Exercise brief:
Swap "item-number" for "item-label" in the entries below, starting at the line that has "item-number: 1. <box>92 311 124 357</box>" and stopping after the line that has "text-line <box>165 515 1030 566</box>". Reproduce only those lines, with everything else left unchanged.

Data for this task:
━━━━━━━━━━━━━━━━━━━━━━━━━━━━━━

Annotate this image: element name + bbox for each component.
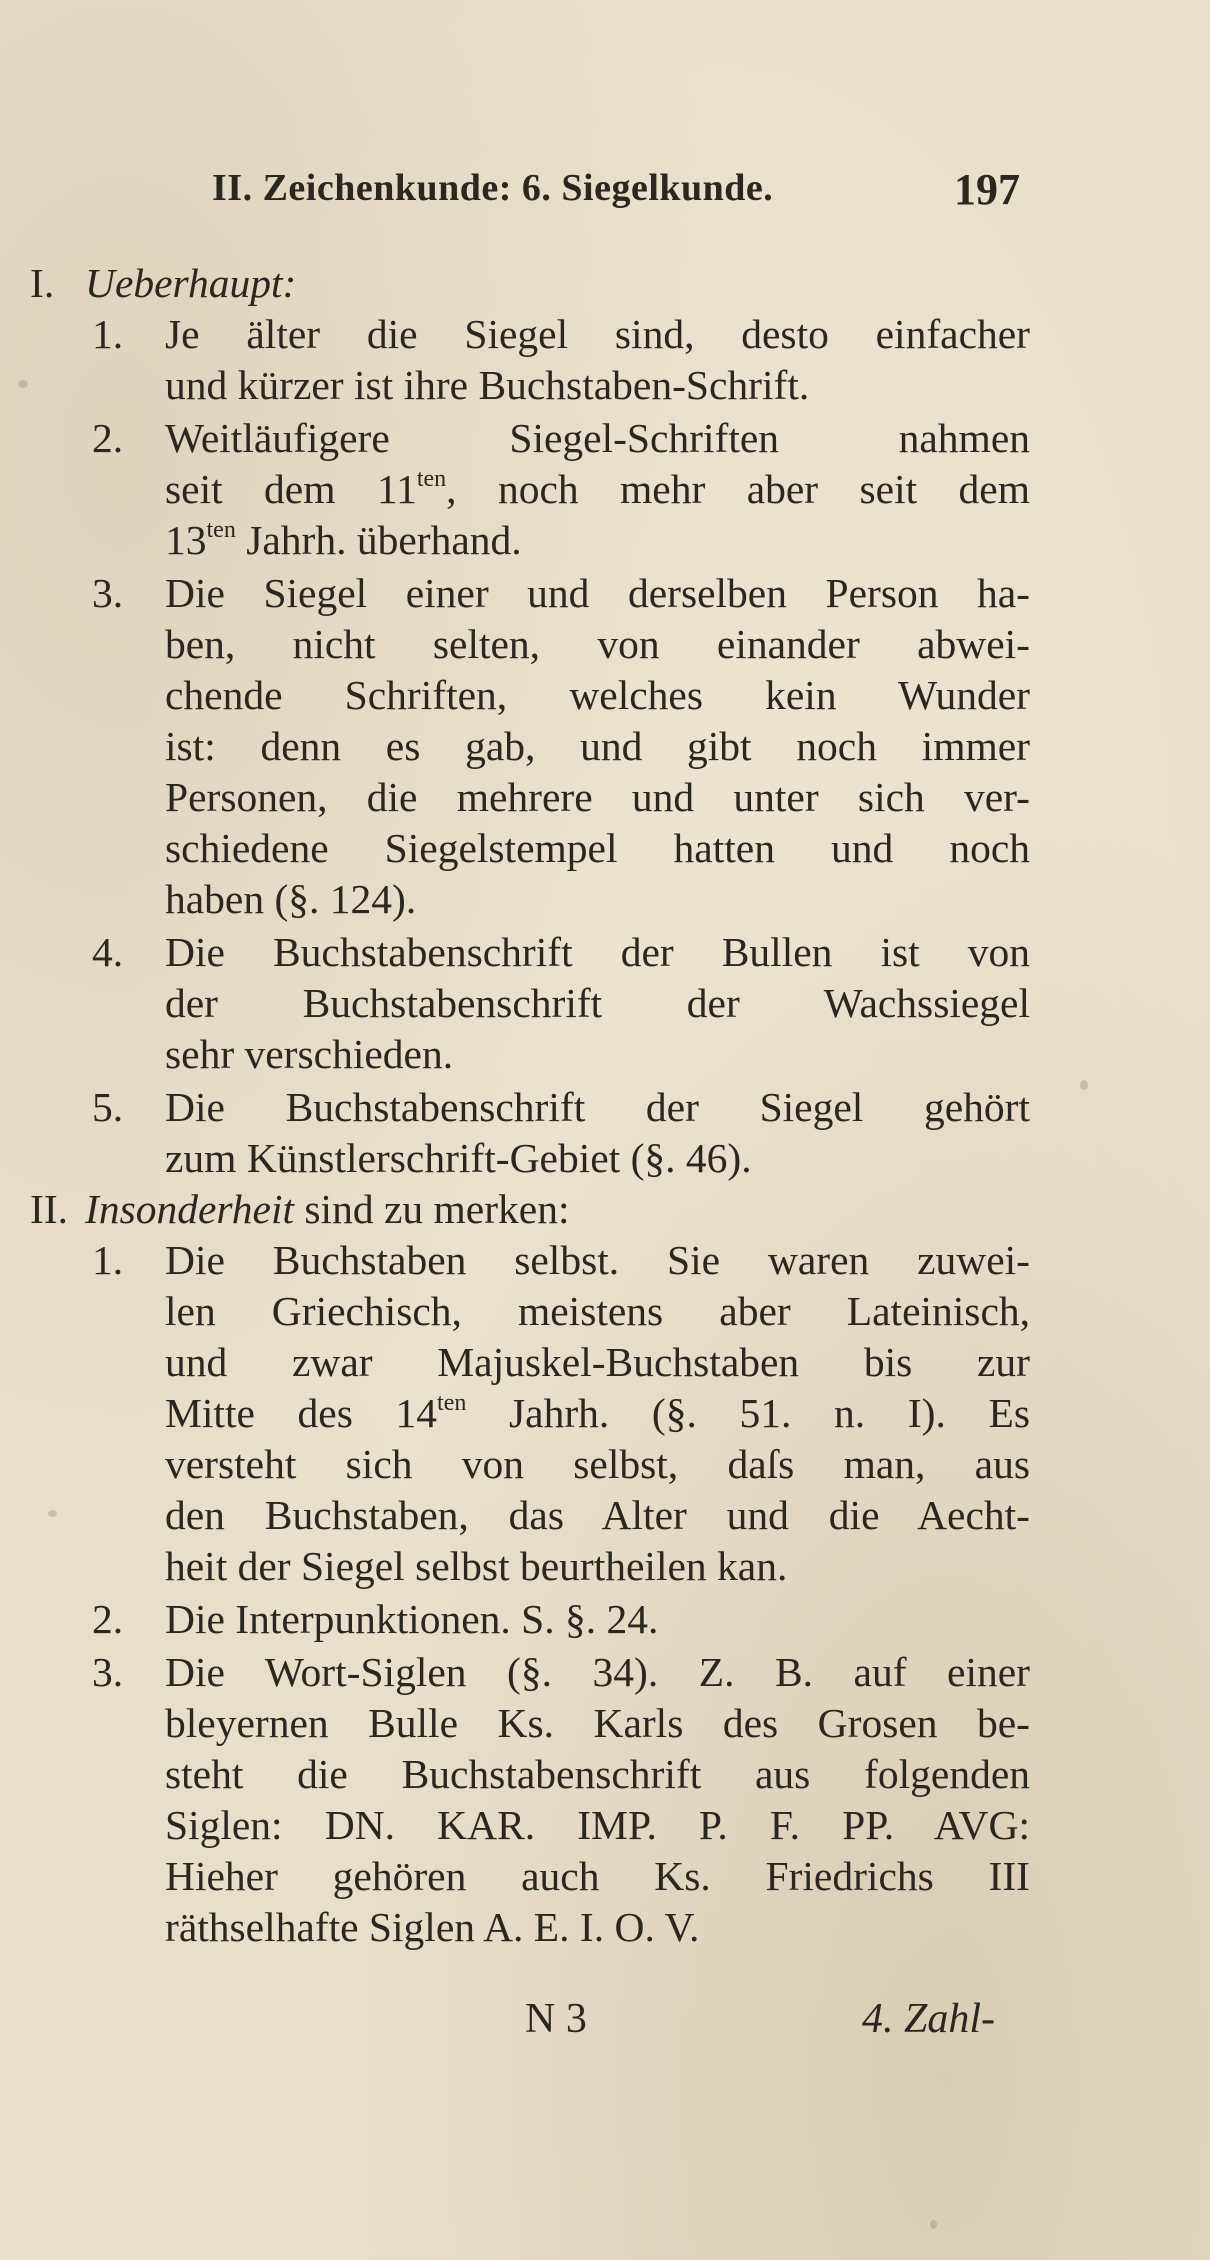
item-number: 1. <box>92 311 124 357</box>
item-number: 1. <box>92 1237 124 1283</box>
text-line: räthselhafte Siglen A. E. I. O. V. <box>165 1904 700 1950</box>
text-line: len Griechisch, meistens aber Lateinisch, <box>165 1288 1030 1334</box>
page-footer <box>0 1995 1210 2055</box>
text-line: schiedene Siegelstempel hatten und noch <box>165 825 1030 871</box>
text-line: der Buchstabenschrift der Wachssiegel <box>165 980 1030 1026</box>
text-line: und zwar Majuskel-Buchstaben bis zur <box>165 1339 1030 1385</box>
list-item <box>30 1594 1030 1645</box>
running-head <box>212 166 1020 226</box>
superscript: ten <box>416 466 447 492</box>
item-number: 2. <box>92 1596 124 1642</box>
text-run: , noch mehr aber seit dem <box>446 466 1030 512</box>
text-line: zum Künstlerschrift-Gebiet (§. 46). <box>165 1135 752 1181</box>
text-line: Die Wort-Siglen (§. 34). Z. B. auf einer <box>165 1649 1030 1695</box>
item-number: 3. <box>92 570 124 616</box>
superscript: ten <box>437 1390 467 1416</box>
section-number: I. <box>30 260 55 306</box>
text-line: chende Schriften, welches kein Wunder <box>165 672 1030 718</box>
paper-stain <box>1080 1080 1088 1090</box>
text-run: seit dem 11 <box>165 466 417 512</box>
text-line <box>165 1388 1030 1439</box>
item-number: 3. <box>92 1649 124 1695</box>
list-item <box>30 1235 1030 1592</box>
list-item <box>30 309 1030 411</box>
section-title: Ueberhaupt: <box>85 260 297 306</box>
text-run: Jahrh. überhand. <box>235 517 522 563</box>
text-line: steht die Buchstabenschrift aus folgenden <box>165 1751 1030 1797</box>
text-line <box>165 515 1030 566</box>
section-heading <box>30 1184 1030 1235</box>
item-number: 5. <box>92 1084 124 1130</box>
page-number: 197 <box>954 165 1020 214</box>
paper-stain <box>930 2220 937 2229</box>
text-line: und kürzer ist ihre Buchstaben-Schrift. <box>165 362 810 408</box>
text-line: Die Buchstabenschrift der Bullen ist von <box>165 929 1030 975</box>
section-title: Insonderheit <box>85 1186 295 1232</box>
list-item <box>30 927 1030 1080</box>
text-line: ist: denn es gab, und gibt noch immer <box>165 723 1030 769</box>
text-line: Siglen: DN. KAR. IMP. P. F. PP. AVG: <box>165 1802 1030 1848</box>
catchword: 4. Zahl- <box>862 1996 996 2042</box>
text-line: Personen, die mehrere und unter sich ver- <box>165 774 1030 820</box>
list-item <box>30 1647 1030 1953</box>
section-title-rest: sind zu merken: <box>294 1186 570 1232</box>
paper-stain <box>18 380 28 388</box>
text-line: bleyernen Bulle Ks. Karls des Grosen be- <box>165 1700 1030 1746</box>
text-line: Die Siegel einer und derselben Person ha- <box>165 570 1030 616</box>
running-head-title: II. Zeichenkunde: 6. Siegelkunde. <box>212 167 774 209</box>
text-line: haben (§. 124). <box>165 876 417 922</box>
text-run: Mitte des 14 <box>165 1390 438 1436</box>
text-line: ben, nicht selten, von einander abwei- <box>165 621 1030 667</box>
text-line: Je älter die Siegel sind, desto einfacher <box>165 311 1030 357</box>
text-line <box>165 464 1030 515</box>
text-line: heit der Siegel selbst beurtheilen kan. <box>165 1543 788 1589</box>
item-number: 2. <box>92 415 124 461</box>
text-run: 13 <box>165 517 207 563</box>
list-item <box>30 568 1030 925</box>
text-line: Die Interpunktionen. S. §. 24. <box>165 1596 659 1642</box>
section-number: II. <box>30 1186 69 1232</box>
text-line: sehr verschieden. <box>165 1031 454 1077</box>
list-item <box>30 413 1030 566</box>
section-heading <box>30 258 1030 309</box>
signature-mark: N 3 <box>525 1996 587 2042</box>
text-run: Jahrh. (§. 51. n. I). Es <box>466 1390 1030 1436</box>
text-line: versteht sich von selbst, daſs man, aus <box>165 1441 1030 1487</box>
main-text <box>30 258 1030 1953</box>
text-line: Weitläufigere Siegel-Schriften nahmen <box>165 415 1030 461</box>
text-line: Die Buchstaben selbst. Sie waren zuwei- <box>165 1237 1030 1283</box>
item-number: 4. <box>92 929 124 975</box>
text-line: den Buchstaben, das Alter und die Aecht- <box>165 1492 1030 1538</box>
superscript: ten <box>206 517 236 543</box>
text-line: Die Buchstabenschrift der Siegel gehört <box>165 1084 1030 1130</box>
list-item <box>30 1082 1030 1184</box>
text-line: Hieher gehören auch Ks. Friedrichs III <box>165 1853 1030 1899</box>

━━━━━━━━━━━━━━━━━━━━━━━━━━━━━━

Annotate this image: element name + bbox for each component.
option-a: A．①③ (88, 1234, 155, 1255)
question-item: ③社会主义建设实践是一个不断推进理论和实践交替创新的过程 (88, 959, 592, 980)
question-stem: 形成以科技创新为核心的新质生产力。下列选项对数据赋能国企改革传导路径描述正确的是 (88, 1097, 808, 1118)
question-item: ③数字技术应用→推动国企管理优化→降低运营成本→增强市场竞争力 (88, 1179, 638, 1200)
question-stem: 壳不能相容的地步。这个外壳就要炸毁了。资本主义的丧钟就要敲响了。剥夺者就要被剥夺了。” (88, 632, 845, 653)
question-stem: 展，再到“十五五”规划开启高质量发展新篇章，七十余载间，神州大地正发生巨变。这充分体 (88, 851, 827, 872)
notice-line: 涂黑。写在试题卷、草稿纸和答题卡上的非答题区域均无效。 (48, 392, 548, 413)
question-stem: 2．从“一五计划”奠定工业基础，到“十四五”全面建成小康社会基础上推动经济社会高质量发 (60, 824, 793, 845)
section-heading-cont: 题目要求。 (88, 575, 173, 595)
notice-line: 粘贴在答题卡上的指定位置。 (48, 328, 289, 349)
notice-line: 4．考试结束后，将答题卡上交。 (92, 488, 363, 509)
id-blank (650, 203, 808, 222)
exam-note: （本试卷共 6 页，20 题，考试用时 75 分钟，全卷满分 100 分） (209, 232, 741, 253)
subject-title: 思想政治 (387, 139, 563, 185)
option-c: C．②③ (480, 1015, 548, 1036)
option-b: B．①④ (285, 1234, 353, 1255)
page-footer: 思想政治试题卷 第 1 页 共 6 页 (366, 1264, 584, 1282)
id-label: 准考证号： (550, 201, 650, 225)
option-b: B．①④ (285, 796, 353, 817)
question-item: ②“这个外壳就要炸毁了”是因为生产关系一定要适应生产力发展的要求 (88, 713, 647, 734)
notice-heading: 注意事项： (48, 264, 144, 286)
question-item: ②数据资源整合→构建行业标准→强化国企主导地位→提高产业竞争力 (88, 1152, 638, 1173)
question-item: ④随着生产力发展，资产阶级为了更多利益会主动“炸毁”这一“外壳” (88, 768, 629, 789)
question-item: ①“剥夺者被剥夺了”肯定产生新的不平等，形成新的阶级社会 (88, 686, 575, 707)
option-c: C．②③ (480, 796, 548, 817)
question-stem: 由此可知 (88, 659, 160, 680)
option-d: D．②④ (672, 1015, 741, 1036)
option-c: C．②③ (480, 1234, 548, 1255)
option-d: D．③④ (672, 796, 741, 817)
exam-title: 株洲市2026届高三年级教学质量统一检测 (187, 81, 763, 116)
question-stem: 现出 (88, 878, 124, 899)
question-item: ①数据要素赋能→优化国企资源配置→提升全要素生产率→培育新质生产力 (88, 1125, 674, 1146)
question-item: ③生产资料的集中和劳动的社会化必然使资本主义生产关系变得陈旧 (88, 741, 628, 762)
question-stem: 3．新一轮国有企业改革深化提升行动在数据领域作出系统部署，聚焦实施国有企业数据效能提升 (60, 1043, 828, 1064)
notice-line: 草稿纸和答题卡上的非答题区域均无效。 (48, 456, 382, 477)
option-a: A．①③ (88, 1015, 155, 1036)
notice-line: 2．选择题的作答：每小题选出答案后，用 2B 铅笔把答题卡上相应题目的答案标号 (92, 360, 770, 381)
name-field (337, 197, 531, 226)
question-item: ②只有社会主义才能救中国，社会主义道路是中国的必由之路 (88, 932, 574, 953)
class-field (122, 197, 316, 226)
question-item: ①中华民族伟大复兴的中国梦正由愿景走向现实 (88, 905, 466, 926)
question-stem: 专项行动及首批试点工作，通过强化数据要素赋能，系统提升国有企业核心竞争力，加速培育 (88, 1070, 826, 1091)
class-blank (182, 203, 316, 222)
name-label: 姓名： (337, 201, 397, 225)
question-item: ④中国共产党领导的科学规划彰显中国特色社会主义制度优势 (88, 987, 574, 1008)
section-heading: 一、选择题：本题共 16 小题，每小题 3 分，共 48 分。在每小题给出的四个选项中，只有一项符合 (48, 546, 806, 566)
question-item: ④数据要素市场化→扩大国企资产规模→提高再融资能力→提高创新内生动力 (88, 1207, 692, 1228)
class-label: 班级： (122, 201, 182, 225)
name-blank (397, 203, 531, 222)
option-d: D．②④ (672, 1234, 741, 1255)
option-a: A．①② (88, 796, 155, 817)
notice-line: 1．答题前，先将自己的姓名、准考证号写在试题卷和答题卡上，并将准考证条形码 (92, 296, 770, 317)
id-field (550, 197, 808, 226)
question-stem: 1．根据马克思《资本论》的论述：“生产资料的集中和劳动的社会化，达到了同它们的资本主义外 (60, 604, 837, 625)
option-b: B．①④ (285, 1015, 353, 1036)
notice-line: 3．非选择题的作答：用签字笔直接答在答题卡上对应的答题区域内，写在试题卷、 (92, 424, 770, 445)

━━━━━━━━━━━━━━━━━━━━━━━━━━━━━━

Task solution:
item-label: 1. <box>92 311 124 357</box>
item-label: 1. <box>92 1237 124 1283</box>
text-line: räthselhafte Siglen A. E. I. O. V. <box>165 1904 700 1950</box>
text-line: len Griechisch, meistens aber Lateinisch, <box>165 1288 1030 1334</box>
page-footer <box>0 1995 1210 2055</box>
text-line: schiedene Siegelstempel hatten und noch <box>165 825 1030 871</box>
text-line: der Buchstabenschrift der Wachssiegel <box>165 980 1030 1026</box>
text-line: und zwar Majuskel-Buchstaben bis zur <box>165 1339 1030 1385</box>
list-item <box>30 1594 1030 1645</box>
running-head <box>212 166 1020 226</box>
superscript: ten <box>416 466 447 492</box>
item-label: 2. <box>92 1596 124 1642</box>
text-run: , noch mehr aber seit dem <box>446 466 1030 512</box>
text-line: zum Künstlerschrift-Gebiet (§. 46). <box>165 1135 752 1181</box>
text-line: Die Wort-Siglen (§. 34). Z. B. auf einer <box>165 1649 1030 1695</box>
item-label: 3. <box>92 570 124 616</box>
superscript: ten <box>437 1390 467 1416</box>
section-number: I. <box>30 260 55 306</box>
text-line: chende Schriften, welches kein Wunder <box>165 672 1030 718</box>
paper-stain <box>1080 1080 1088 1090</box>
text-run: seit dem 11 <box>165 466 417 512</box>
text-line <box>165 1388 1030 1439</box>
item-label: 3. <box>92 1649 124 1695</box>
list-item <box>30 1235 1030 1592</box>
list-item <box>30 309 1030 411</box>
section-title: Ueberhaupt: <box>85 260 297 306</box>
text-run: Jahrh. überhand. <box>235 517 522 563</box>
text-line: steht die Buchstabenschrift aus folgenden <box>165 1751 1030 1797</box>
text-line <box>165 515 1030 566</box>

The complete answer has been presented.